**AIM:**
Write out all records as given; omit images.

[Dataset listings of figures]
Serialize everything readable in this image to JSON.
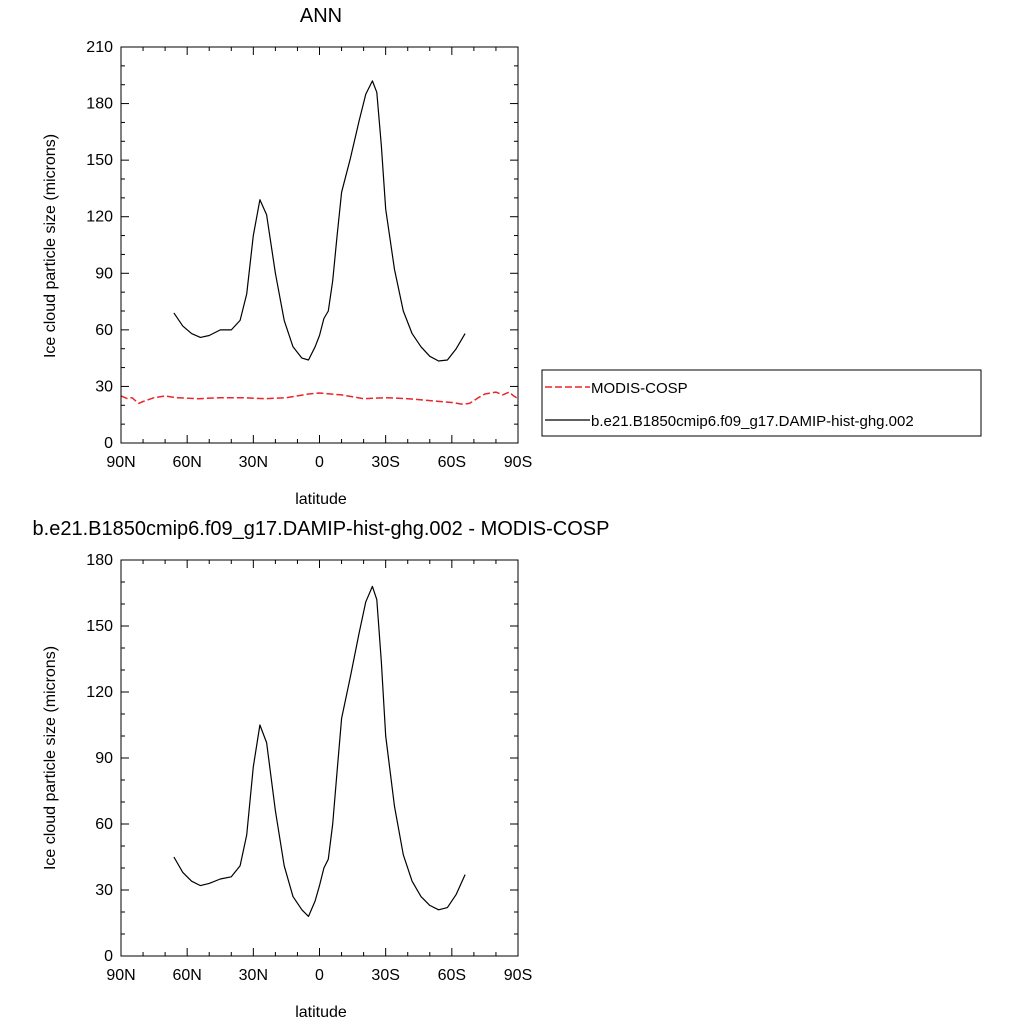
{
  "chart_data": [
    {
      "type": "line",
      "title": "ANN",
      "xlabel": "latitude",
      "ylabel": "Ice cloud particle size (microns)",
      "xlim": [
        90,
        -90
      ],
      "ylim": [
        0,
        210
      ],
      "x_ticks": [
        {
          "value": 90,
          "label": "90N"
        },
        {
          "value": 60,
          "label": "60N"
        },
        {
          "value": 30,
          "label": "30N"
        },
        {
          "value": 0,
          "label": "0"
        },
        {
          "value": -30,
          "label": "30S"
        },
        {
          "value": -60,
          "label": "60S"
        },
        {
          "value": -90,
          "label": "90S"
        }
      ],
      "y_ticks": [
        {
          "value": 0,
          "label": "0"
        },
        {
          "value": 30,
          "label": "30"
        },
        {
          "value": 60,
          "label": "60"
        },
        {
          "value": 90,
          "label": "90"
        },
        {
          "value": 120,
          "label": "120"
        },
        {
          "value": 150,
          "label": "150"
        },
        {
          "value": 180,
          "label": "180"
        },
        {
          "value": 210,
          "label": "210"
        }
      ],
      "legend": "right",
      "series": [
        {
          "name": "MODIS-COSP",
          "color": "#e8262b",
          "dash": true,
          "x": [
            90,
            87,
            85,
            82,
            80,
            75,
            70,
            65,
            55,
            45,
            35,
            25,
            15,
            5,
            0,
            -10,
            -20,
            -30,
            -40,
            -50,
            -60,
            -65,
            -68,
            -72,
            -75,
            -80,
            -83,
            -86,
            -88,
            -90
          ],
          "y": [
            25,
            23.5,
            24,
            21,
            22,
            24,
            25,
            24,
            23.5,
            24,
            24,
            23.5,
            24,
            26,
            26.5,
            25.5,
            23.5,
            24,
            23.5,
            22.5,
            21.5,
            20.5,
            21,
            24,
            26,
            27,
            25.5,
            27,
            25,
            23.5
          ]
        },
        {
          "name": "b.e21.B1850cmip6.f09_g17.DAMIP-hist-ghg.002",
          "color": "#000000",
          "dash": false,
          "x": [
            66,
            62,
            58,
            54,
            50,
            45,
            40,
            36,
            33,
            30,
            27,
            24,
            20,
            16,
            12,
            8,
            5,
            2,
            0,
            -2,
            -4,
            -6,
            -8,
            -10,
            -14,
            -18,
            -21,
            -24,
            -26,
            -28,
            -30,
            -34,
            -38,
            -42,
            -46,
            -50,
            -54,
            -58,
            -62,
            -66
          ],
          "y": [
            69,
            62,
            58,
            56,
            57,
            60,
            60,
            65,
            79,
            110,
            129,
            121,
            90,
            65,
            51,
            45,
            44,
            51,
            57,
            66,
            70,
            86,
            110,
            133,
            151,
            171,
            185,
            192,
            186,
            158,
            124,
            92,
            70,
            58,
            51,
            46,
            43.5,
            44,
            50,
            58
          ]
        }
      ]
    },
    {
      "type": "line",
      "title": "b.e21.B1850cmip6.f09_g17.DAMIP-hist-ghg.002 - MODIS-COSP",
      "xlabel": "latitude",
      "ylabel": "Ice cloud particle size (microns)",
      "xlim": [
        90,
        -90
      ],
      "ylim": [
        0,
        180
      ],
      "x_ticks": [
        {
          "value": 90,
          "label": "90N"
        },
        {
          "value": 60,
          "label": "60N"
        },
        {
          "value": 30,
          "label": "30N"
        },
        {
          "value": 0,
          "label": "0"
        },
        {
          "value": -30,
          "label": "30S"
        },
        {
          "value": -60,
          "label": "60S"
        },
        {
          "value": -90,
          "label": "90S"
        }
      ],
      "y_ticks": [
        {
          "value": 0,
          "label": "0"
        },
        {
          "value": 30,
          "label": "30"
        },
        {
          "value": 60,
          "label": "60"
        },
        {
          "value": 90,
          "label": "90"
        },
        {
          "value": 120,
          "label": "120"
        },
        {
          "value": 150,
          "label": "150"
        },
        {
          "value": 180,
          "label": "180"
        }
      ],
      "series": [
        {
          "color": "#000000",
          "dash": false,
          "x": [
            66,
            62,
            58,
            54,
            50,
            45,
            40,
            36,
            33,
            30,
            27,
            24,
            20,
            16,
            12,
            8,
            5,
            2,
            0,
            -2,
            -4,
            -6,
            -8,
            -10,
            -14,
            -18,
            -21,
            -24,
            -26,
            -28,
            -30,
            -34,
            -38,
            -42,
            -46,
            -50,
            -54,
            -58,
            -62,
            -66
          ],
          "y": [
            45,
            38,
            34,
            32,
            33,
            35,
            36,
            41,
            55,
            86,
            105,
            97,
            66,
            41,
            27,
            21,
            18,
            25,
            32,
            40,
            44,
            60,
            84,
            108,
            127,
            147,
            161,
            168,
            162,
            134,
            100,
            68,
            46,
            34,
            27,
            23,
            21,
            22,
            28,
            37
          ]
        }
      ]
    }
  ]
}
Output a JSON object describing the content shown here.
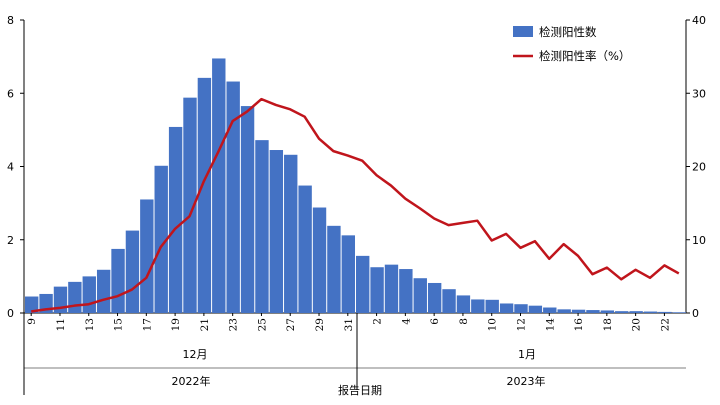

**COMPLETE OUTPUT:**
Serialize everything readable in this image to JSON.
{
  "chart_data": [
    {
      "type": "line",
      "title": "ANN",
      "xlabel": "latitude",
      "ylabel": "Ice cloud particle size (microns)",
      "xlim": [
        90,
        -90
      ],
      "ylim": [
        0,
        210
      ],
      "x_ticks": [
        {
          "value": 90,
          "label": "90N"
        },
        {
          "value": 60,
          "label": "60N"
        },
        {
          "value": 30,
          "label": "30N"
        },
        {
          "value": 0,
          "label": "0"
        },
        {
          "value": -30,
          "label": "30S"
        },
        {
          "value": -60,
          "label": "60S"
        },
        {
          "value": -90,
          "label": "90S"
        }
      ],
      "y_ticks": [
        {
          "value": 0,
          "label": "0"
        },
        {
          "value": 30,
          "label": "30"
        },
        {
          "value": 60,
          "label": "60"
        },
        {
          "value": 90,
          "label": "90"
        },
        {
          "value": 120,
          "label": "120"
        },
        {
          "value": 150,
          "label": "150"
        },
        {
          "value": 180,
          "label": "180"
        },
        {
          "value": 210,
          "label": "210"
        }
      ],
      "legend": "right",
      "series": [
        {
          "name": "MODIS-COSP",
          "color": "#e8262b",
          "dash": true,
          "x": [
            90,
            87,
            85,
            82,
            80,
            75,
            70,
            65,
            55,
            45,
            35,
            25,
            15,
            5,
            0,
            -10,
            -20,
            -30,
            -40,
            -50,
            -60,
            -65,
            -68,
            -72,
            -75,
            -80,
            -83,
            -86,
            -88,
            -90
          ],
          "y": [
            25,
            23.5,
            24,
            21,
            22,
            24,
            25,
            24,
            23.5,
            24,
            24,
            23.5,
            24,
            26,
            26.5,
            25.5,
            23.5,
            24,
            23.5,
            22.5,
            21.5,
            20.5,
            21,
            24,
            26,
            27,
            25.5,
            27,
            25,
            23.5
          ]
        },
        {
          "name": "b.e21.B1850cmip6.f09_g17.DAMIP-hist-ghg.002",
          "color": "#000000",
          "dash": false,
          "x": [
            66,
            62,
            58,
            54,
            50,
            45,
            40,
            36,
            33,
            30,
            27,
            24,
            20,
            16,
            12,
            8,
            5,
            2,
            0,
            -2,
            -4,
            -6,
            -8,
            -10,
            -14,
            -18,
            -21,
            -24,
            -26,
            -28,
            -30,
            -34,
            -38,
            -42,
            -46,
            -50,
            -54,
            -58,
            -62,
            -66
          ],
          "y": [
            69,
            62,
            58,
            56,
            57,
            60,
            60,
            65,
            79,
            110,
            129,
            121,
            90,
            65,
            51,
            45,
            44,
            51,
            57,
            66,
            70,
            86,
            110,
            133,
            151,
            171,
            185,
            192,
            186,
            158,
            124,
            92,
            70,
            58,
            51,
            46,
            43.5,
            44,
            50,
            58
          ]
        }
      ]
    },
    {
      "type": "line",
      "title": "b.e21.B1850cmip6.f09_g17.DAMIP-hist-ghg.002 - MODIS-COSP",
      "xlabel": "latitude",
      "ylabel": "Ice cloud particle size (microns)",
      "xlim": [
        90,
        -90
      ],
      "ylim": [
        0,
        180
      ],
      "x_ticks": [
        {
          "value": 90,
          "label": "90N"
        },
        {
          "value": 60,
          "label": "60N"
        },
        {
          "value": 30,
          "label": "30N"
        },
        {
          "value": 0,
          "label": "0"
        },
        {
          "value": -30,
          "label": "30S"
        },
        {
          "value": -60,
          "label": "60S"
        },
        {
          "value": -90,
          "label": "90S"
        }
      ],
      "y_ticks": [
        {
          "value": 0,
          "label": "0"
        },
        {
          "value": 30,
          "label": "30"
        },
        {
          "value": 60,
          "label": "60"
        },
        {
          "value": 90,
          "label": "90"
        },
        {
          "value": 120,
          "label": "120"
        },
        {
          "value": 150,
          "label": "150"
        },
        {
          "value": 180,
          "label": "180"
        }
      ],
      "series": [
        {
          "color": "#000000",
          "dash": false,
          "x": [
            66,
            62,
            58,
            54,
            50,
            45,
            40,
            36,
            33,
            30,
            27,
            24,
            20,
            16,
            12,
            8,
            5,
            2,
            0,
            -2,
            -4,
            -6,
            -8,
            -10,
            -14,
            -18,
            -21,
            -24,
            -26,
            -28,
            -30,
            -34,
            -38,
            -42,
            -46,
            -50,
            -54,
            -58,
            -62,
            -66
          ],
          "y": [
            45,
            38,
            34,
            32,
            33,
            35,
            36,
            41,
            55,
            86,
            105,
            97,
            66,
            41,
            27,
            21,
            18,
            25,
            32,
            40,
            44,
            60,
            84,
            108,
            127,
            147,
            161,
            168,
            162,
            134,
            100,
            68,
            46,
            34,
            27,
            23,
            21,
            22,
            28,
            37
          ]
        }
      ]
    }
  ]
}
Output a JSON object describing the content shown here.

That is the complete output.